Aim of the task » In full and without alteration, repeat the material.

[Part of a data file]
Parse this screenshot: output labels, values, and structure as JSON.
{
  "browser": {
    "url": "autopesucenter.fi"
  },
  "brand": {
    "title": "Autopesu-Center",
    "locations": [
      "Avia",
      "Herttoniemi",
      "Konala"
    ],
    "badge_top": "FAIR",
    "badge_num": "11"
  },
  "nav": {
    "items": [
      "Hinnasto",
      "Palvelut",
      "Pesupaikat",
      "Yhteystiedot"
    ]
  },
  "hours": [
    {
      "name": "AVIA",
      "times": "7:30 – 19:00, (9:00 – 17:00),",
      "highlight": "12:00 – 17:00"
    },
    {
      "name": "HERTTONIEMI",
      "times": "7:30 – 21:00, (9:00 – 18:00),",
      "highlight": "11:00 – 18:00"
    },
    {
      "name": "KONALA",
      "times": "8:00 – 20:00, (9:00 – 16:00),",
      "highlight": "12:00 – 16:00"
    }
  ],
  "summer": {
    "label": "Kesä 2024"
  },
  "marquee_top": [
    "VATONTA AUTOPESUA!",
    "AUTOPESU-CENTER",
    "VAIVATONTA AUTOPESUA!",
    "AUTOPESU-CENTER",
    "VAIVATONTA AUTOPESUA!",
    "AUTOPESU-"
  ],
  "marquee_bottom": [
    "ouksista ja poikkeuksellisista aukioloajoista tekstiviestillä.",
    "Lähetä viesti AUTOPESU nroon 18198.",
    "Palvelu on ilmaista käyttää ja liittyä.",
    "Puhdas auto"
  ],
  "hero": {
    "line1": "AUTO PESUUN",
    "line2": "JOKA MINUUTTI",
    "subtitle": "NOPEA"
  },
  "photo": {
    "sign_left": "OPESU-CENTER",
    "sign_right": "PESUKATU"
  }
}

Reply »
Parse this screenshot: output labels, values, and structure as JSON.
{
  "browser": {
    "url": "autopesucenter.fi"
  },
  "brand": {
    "title": "Autopesu-Center",
    "locations": [
      "Avia",
      "Herttoniemi",
      "Konala"
    ],
    "badge_top": "FAIR",
    "badge_num": "11"
  },
  "nav": {
    "items": [
      "Hinnasto",
      "Palvelut",
      "Pesupaikat",
      "Yhteystiedot"
    ]
  },
  "hours": [
    {
      "name": "AVIA",
      "times": "7:30 – 19:00, (9:00 – 17:00),",
      "highlight": "12:00 – 17:00"
    },
    {
      "name": "HERTTONIEMI",
      "times": "7:30 – 21:00, (9:00 – 18:00),",
      "highlight": "11:00 – 18:00"
    },
    {
      "name": "KONALA",
      "times": "8:00 – 20:00, (9:00 – 16:00),",
      "highlight": "12:00 – 16:00"
    }
  ],
  "summer": {
    "label": "Kesä 2024"
  },
  "marquee_top": [
    "VATONTA AUTOPESUA!",
    "AUTOPESU-CENTER",
    "VAIVATONTA AUTOPESUA!",
    "AUTOPESU-CENTER",
    "VAIVATONTA AUTOPESUA!",
    "AUTOPESU-"
  ],
  "marquee_bottom": [
    "ouksista ja poikkeuksellisista aukioloajoista tekstiviestillä.",
    "Lähetä viesti AUTOPESU nroon 18198.",
    "Palvelu on ilmaista käyttää ja liittyä.",
    "Puhdas auto"
  ],
  "hero": {
    "line1": "AUTO PESUUN",
    "line2": "JOKA MINUUTTI",
    "subtitle": "NOPEA"
  },
  "photo": {
    "sign_left": "OPESU-CENTER",
    "sign_right": "PESUKATU"
  }
}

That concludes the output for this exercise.